[BEGIN]
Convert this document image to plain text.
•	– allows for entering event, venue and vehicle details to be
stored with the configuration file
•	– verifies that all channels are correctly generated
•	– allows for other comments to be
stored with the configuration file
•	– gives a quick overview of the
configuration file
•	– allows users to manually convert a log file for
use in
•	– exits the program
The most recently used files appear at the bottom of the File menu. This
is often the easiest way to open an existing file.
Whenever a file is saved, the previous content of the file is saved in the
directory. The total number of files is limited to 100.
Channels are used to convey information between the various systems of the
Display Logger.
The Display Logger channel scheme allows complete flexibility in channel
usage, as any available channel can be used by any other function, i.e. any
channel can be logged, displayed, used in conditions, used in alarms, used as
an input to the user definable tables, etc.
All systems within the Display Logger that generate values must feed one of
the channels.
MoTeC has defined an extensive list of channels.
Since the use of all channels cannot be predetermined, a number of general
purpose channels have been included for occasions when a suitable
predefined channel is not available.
[END]
[BEGIN]
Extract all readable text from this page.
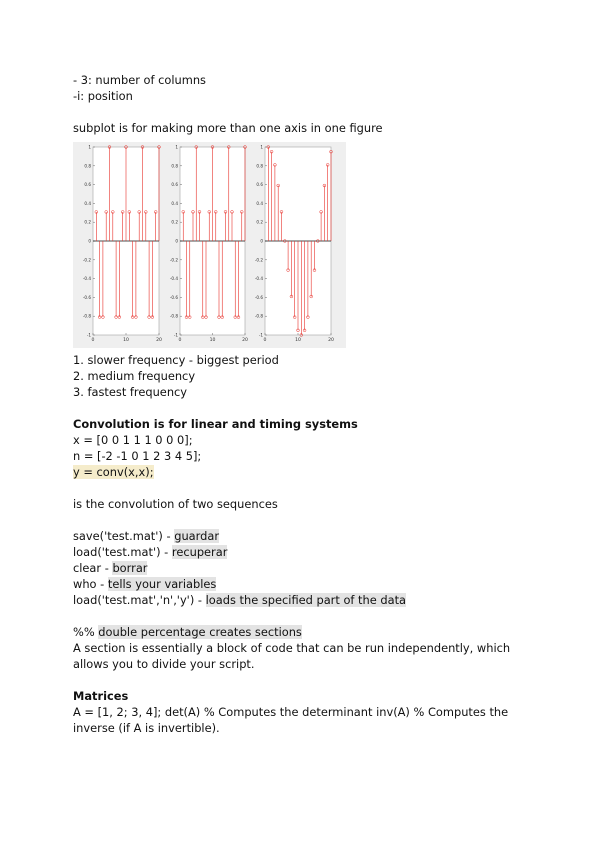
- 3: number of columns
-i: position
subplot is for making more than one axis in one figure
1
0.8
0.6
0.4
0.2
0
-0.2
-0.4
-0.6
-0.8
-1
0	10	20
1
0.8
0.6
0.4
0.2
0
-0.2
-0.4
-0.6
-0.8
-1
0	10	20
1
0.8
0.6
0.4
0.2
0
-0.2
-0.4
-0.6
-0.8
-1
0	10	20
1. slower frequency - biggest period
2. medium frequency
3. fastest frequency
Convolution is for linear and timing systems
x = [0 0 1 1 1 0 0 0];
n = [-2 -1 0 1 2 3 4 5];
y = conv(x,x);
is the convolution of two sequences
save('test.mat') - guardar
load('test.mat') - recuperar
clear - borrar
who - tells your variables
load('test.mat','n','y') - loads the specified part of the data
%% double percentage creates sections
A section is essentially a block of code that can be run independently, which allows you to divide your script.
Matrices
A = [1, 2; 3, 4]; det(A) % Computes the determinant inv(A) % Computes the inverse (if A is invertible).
[END]
- **The exercise**:
Read through the data and copy every line where "your" shows up.

- **Solution for this exercise**:
who - tells your variables
A section is essentially a block of code that can be run independently, which allows you to divide your script.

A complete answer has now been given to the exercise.